● **CHALLENGES**:
1. In the monorepo discussion, what do most people now use to pin their dependencies and their dependencies' dependencies?
2. Output the part of the monorepo discussion starting with "With monorepos I" and going on through "upgrades (see MVS).".

● **SELECTION**:
Thing is, I’d argue these scenarios are the exception to the rule. If you’re drawing boundaries in the right places (again this may come back to contract design) you’re largely free to change implementation details when you need to, on your own terms, and not because some distant transitive dependency has decided it’s time for your build to break.
With monorepos I see lots of the latter. Lots of breakage for no other reason than “everyone needs to be on the same page.” Lots of conversations — O(N^2) conversations, times some constant factor — that might not need to take place, ever, but it’s critical the entire company have them right now because the global build is broken.
Here’s another way of looking at it. Until a few years ago, it was standard practice to frequently update npm dependencies against fuzzy semvers. Now most people pin their dependencies, and their dependencies’ dependencies, with a lockfile. And in other ecosystems like go’s you also have tooling to support much more controlled, infrequent and minimal dependency upgrades (see MVS).
Why the change? Because people got tired of things breaking all the time. They wanted off the treadmill so they could Get Things Done again. I don’t see how monorepos provide this stability, and frankly it seems like the monorepo idea is where npm was about 5 years ago. Perhaps even farther behind than that, since C, C++ and others haven’t even evolved viable language package managers yet.
You’re a rust fan, so maybe cargo + a monorepo is a sweet spot I haven’t encountered yet? Anyway, I do really appreciate you taking the time to share your perspective on these things. It’s been great having a reasonable discussion about them.

● **PROVIDED DATA**:
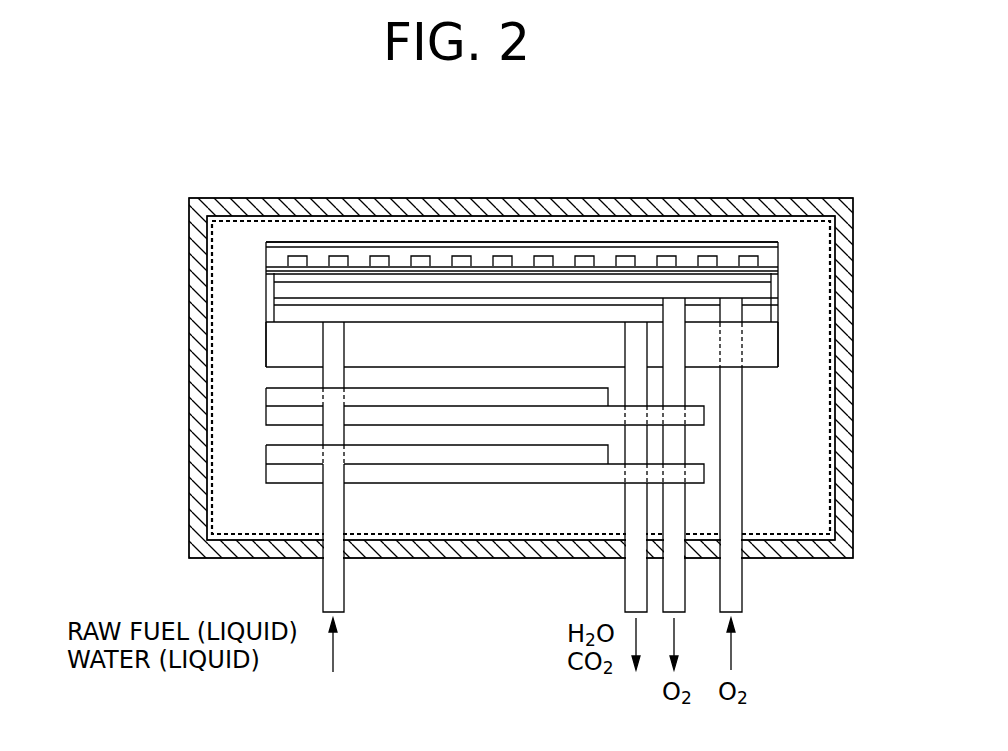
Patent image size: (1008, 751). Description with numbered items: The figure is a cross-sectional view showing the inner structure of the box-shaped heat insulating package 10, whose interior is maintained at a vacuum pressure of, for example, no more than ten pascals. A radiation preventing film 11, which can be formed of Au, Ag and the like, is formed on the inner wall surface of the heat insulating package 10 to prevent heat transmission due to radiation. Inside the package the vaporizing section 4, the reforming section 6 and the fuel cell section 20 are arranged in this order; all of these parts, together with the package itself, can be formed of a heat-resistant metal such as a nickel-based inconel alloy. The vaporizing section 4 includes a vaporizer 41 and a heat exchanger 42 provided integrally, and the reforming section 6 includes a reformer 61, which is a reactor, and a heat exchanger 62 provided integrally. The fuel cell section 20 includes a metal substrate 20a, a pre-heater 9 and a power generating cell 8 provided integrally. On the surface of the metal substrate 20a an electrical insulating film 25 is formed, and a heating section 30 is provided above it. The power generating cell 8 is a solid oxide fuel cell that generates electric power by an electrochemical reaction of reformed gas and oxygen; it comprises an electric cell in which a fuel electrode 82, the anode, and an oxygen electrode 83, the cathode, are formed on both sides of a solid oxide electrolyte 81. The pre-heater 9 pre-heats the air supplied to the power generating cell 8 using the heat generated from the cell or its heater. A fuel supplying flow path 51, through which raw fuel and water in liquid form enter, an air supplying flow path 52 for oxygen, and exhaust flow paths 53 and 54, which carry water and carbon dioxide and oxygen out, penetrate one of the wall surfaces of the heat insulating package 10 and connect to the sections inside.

The heat insulating package 10 is at (547, 197).
The radiation preventing film 11 is at (309, 228).
The fuel cell section 20 is at (406, 243).
The metal substrate 20a is at (265, 270).
The electrical insulating film 25 is at (278, 260).
The heating section 30 is at (742, 240).
The power generating cell 8 is at (429, 257).
The solid oxide electrolyte 81 is at (265, 298).
The fuel electrode 82 is at (265, 312).
The oxygen electrode 83 is at (265, 280).
The pre-heater 9 is at (265, 347).
The reforming section 6 is at (392, 383).
The reformer 61 is at (265, 395).
The heat exchanger 62 is at (265, 415).
The vaporizing section 4 is at (392, 472).
The vaporizer 41 is at (265, 455).
The heat exchanger 42 is at (265, 473).
The fuel supplying flow path 51 is at (330, 590).
The air supplying flow path 52 is at (733, 575).
The exhaust flow path 53 is at (625, 590).
The exhaust flow path 54 is at (675, 595).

● **THE SOLUTIONS**:
1. A lockfile.

2.
With monorepos I see lots of the latter. Lots of breakage for no other reason than “everyone needs to be on the same page.” Lots of conversations — O(N^2) conversations, times some constant factor — that might not need to take place, ever, but it’s critical the entire company have them right now because the global build is broken.
Here’s another way of looking at it. Until a few years ago, it was standard practice to frequently update npm dependencies against fuzzy semvers. Now most people pin their dependencies, and their dependencies’ dependencies, with a lockfile. And in other ecosystems like go’s you also have tooling to support much more controlled, infrequent and minimal dependency upgrades (see MVS).